DESCRIPTION OF THE TASK -
Search the material below for the word "leads". Copy every line that has it.
─── AVAILABLE RECORDS
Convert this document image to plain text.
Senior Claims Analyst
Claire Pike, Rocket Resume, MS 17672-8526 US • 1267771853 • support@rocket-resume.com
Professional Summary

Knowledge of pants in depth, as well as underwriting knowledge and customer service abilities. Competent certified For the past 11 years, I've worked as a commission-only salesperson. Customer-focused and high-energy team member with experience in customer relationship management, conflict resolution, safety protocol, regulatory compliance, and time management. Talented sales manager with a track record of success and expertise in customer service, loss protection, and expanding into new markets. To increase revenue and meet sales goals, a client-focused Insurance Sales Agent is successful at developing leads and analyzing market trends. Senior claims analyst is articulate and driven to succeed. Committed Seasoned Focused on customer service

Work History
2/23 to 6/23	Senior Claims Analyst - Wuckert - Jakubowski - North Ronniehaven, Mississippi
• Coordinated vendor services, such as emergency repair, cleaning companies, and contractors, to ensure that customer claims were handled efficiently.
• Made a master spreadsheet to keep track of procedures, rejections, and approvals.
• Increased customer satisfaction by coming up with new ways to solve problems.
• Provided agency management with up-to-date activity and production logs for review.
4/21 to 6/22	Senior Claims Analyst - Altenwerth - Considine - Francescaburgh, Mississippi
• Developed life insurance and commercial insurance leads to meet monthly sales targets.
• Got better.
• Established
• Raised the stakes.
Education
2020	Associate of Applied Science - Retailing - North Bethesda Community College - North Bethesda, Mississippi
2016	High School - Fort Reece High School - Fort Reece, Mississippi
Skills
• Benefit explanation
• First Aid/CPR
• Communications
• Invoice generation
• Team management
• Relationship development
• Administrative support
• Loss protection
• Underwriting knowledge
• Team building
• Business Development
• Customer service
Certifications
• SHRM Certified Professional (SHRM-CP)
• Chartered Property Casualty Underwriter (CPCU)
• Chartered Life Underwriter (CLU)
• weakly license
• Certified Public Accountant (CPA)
──────
ANSWER TO THIS PROBLEM -
Knowledge of pants in depth, as well as underwriting knowledge and customer service abilities. Competent certified For the past 11 years, I've worked as a commission-only salesperson. Customer-focused and high-energy team member with experience in customer relationship management, conflict resolution, safety protocol, regulatory compliance, and time management. Talented sales manager with a track record of success and expertise in customer service, loss protection, and expanding into new markets. To increase revenue and meet sales goals, a client-focused Insurance Sales Agent is successful at developing leads and analyzing market trends. Senior claims analyst is articulate and driven to succeed. Committed Seasoned Focused on customer service
• Developed life insurance and commercial insurance leads to meet monthly sales targets.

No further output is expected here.